TASK:
From the listing below, pull out the lines that hold "Commons".

(Items from a data source)
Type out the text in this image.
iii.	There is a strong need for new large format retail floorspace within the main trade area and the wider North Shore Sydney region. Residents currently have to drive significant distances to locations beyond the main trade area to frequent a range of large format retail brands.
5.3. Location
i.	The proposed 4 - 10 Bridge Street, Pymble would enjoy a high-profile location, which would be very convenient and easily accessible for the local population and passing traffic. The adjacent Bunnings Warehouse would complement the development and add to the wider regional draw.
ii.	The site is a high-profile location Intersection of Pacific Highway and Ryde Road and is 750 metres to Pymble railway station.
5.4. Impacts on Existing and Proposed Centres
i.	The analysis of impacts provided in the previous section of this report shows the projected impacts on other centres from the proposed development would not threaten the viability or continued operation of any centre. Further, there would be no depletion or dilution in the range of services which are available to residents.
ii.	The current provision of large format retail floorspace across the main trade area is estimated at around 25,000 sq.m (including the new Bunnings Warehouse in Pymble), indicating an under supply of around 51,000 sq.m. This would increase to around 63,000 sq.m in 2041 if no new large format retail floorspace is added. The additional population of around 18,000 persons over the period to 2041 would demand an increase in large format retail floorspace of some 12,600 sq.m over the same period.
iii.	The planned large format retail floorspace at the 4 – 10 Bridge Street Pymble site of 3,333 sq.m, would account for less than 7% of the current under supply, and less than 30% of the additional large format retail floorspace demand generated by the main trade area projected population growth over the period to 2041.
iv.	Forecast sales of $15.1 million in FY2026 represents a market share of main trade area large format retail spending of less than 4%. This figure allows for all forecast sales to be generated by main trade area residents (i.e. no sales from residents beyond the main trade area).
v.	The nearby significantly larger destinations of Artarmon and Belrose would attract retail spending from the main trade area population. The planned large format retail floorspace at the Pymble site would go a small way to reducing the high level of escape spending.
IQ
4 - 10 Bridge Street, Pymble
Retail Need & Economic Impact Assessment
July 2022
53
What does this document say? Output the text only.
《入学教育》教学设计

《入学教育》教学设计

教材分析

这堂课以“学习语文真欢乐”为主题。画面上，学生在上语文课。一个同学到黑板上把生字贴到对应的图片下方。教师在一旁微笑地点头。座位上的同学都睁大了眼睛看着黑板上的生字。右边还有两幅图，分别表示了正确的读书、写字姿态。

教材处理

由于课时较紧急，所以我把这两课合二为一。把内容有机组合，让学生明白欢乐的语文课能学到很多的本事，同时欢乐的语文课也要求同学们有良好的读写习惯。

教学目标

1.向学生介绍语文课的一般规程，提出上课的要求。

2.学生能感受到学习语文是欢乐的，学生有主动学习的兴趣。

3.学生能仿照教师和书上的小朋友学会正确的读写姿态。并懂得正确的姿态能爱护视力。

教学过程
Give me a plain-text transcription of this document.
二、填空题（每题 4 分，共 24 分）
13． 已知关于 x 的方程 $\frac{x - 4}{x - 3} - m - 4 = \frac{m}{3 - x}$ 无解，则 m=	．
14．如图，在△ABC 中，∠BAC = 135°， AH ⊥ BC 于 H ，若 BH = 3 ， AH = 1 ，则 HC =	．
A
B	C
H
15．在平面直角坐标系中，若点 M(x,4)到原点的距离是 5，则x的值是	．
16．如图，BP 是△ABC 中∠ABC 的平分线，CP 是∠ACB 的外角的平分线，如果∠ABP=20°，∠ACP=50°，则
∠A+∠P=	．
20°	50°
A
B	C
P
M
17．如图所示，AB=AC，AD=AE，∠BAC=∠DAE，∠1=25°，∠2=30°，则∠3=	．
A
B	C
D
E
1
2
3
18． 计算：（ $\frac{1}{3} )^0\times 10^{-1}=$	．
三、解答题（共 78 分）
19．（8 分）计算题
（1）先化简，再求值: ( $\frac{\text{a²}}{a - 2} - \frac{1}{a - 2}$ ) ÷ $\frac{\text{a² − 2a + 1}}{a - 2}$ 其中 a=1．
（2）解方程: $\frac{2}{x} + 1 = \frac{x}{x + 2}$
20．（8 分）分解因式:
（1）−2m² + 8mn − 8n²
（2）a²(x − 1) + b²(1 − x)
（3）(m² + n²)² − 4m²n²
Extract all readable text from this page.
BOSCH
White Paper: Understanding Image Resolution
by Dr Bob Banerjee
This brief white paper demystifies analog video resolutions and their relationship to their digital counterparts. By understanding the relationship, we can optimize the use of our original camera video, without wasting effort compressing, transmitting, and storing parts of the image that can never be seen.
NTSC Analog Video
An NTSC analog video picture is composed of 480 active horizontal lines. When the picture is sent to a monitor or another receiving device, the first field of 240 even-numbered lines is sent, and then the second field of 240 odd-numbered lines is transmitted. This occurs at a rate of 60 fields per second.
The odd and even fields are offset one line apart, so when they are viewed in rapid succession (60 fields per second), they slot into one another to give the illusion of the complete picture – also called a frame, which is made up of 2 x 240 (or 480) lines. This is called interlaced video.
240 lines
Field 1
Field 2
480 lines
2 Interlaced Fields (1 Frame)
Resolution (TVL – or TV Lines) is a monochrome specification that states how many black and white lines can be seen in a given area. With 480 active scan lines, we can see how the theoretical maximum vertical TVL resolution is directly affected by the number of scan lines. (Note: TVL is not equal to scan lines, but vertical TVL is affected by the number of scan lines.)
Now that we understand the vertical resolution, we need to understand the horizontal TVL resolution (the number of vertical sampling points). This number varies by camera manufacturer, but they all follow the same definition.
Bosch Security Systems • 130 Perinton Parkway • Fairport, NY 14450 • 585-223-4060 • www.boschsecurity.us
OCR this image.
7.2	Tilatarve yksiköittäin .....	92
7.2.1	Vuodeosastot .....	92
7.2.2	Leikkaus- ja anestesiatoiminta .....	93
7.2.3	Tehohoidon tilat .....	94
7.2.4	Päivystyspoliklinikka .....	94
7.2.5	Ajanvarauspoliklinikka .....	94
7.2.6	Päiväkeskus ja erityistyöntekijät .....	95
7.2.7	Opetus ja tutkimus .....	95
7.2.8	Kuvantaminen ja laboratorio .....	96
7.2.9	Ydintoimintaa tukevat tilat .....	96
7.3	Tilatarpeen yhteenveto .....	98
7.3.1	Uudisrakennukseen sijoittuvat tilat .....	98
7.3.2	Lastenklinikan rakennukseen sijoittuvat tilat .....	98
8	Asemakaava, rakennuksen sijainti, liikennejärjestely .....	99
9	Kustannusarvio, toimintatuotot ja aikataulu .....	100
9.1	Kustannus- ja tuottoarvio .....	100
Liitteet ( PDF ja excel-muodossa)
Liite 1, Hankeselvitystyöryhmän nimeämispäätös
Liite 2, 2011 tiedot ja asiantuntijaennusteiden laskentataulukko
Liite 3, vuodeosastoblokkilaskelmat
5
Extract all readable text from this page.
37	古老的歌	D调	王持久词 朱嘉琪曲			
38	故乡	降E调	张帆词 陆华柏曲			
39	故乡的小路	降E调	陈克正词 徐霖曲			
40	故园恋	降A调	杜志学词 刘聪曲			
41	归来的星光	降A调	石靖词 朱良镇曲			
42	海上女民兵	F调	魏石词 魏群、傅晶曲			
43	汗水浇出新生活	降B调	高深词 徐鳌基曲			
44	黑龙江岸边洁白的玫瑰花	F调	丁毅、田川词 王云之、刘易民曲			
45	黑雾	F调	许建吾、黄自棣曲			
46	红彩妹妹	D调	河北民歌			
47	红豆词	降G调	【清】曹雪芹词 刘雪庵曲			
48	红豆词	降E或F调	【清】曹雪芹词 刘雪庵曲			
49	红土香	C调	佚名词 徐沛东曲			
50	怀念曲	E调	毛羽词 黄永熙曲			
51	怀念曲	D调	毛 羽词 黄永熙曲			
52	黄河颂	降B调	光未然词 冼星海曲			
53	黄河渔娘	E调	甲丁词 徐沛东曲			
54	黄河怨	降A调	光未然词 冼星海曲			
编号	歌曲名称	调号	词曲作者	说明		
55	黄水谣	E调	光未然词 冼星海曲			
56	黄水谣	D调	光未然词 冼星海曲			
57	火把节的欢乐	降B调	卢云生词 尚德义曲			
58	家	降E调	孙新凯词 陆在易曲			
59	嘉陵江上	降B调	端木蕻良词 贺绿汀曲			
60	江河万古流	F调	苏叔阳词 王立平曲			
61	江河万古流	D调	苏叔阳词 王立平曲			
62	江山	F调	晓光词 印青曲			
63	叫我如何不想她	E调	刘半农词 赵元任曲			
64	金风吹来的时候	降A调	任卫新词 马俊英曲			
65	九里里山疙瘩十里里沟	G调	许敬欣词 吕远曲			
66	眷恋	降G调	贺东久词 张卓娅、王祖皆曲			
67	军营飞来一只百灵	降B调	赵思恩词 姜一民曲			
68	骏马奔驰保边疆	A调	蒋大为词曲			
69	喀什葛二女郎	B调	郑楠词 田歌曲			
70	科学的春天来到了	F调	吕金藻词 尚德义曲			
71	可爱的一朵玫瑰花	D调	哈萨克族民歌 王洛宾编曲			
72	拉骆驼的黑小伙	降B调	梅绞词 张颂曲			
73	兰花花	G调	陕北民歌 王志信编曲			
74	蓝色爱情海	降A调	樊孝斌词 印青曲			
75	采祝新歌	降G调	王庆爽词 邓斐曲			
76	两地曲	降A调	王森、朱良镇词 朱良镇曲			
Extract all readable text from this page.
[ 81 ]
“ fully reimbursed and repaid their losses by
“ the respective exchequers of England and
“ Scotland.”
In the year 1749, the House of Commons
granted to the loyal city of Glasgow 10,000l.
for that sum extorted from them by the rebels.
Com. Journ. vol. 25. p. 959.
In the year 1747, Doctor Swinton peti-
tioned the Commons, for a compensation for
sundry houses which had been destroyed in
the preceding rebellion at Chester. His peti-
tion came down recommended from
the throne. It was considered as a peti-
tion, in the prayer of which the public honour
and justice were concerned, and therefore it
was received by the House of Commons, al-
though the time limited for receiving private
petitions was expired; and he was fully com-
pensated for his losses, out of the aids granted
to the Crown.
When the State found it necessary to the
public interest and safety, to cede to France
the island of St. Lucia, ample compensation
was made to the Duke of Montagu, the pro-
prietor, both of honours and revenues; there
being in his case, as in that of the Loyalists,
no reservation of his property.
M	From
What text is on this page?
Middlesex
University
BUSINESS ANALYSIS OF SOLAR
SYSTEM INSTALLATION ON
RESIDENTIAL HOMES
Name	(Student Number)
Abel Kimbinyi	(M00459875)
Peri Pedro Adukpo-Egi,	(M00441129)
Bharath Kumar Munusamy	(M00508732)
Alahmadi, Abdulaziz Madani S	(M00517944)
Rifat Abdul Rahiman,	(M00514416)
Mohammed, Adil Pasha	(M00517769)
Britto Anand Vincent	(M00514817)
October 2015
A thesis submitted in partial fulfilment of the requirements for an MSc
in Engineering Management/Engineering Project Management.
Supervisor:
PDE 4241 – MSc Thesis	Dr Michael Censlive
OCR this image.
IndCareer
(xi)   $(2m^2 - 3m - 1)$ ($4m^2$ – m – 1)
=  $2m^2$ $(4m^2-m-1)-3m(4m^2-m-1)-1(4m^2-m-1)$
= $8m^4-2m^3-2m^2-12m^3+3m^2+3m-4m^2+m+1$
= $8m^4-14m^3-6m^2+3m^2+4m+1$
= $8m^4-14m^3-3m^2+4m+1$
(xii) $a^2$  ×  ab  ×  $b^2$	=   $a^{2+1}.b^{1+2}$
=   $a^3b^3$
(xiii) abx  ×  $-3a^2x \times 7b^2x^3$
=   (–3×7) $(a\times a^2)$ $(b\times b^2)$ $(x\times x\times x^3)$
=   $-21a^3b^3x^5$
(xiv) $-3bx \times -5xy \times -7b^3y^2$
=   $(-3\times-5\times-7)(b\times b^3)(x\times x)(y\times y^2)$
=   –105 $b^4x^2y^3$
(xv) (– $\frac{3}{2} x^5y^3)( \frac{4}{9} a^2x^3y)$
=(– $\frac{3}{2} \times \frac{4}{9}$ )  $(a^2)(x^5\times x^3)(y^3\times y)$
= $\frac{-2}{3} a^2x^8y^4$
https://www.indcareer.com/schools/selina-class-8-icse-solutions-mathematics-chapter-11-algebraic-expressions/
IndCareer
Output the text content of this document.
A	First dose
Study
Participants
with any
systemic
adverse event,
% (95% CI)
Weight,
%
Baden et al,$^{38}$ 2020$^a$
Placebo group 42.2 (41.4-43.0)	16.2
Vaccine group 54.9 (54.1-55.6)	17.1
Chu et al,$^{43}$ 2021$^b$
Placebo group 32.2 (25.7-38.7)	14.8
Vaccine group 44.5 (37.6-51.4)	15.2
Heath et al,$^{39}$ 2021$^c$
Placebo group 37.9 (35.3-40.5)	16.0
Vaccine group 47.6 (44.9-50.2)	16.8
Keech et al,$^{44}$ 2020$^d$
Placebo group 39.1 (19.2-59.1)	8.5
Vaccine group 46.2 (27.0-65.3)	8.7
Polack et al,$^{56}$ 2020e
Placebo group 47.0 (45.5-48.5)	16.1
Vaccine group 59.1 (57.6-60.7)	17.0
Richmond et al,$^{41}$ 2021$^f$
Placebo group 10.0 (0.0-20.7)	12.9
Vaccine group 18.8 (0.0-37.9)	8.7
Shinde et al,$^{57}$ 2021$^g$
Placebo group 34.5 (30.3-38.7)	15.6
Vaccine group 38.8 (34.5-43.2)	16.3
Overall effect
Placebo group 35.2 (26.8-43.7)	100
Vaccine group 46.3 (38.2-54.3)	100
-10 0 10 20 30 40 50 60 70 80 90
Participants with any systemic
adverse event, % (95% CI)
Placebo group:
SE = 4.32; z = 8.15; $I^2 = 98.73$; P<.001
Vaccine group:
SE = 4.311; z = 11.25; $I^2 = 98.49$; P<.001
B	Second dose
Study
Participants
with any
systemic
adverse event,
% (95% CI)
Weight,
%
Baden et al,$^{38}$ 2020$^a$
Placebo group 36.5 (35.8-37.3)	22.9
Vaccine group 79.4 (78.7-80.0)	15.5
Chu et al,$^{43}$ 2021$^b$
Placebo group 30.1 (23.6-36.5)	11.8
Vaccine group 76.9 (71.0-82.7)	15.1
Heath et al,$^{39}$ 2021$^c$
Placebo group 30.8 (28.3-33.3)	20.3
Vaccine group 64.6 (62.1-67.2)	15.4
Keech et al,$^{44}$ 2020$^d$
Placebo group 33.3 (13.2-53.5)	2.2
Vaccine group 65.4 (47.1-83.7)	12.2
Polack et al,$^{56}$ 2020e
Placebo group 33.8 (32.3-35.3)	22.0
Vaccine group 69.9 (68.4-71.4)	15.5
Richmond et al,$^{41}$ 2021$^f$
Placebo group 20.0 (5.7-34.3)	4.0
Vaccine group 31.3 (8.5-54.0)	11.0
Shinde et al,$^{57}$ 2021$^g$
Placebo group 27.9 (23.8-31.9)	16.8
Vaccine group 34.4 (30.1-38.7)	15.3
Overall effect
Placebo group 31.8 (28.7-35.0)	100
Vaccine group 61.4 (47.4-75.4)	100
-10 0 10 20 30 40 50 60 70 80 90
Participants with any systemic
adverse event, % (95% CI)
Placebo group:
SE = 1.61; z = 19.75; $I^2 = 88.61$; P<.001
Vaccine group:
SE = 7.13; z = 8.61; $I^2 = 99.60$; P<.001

EXERCISE SOLUTION:
In the year 1749, the House of Commons
tioned the Commons, for a compensation for
was received by the House of Commons, al-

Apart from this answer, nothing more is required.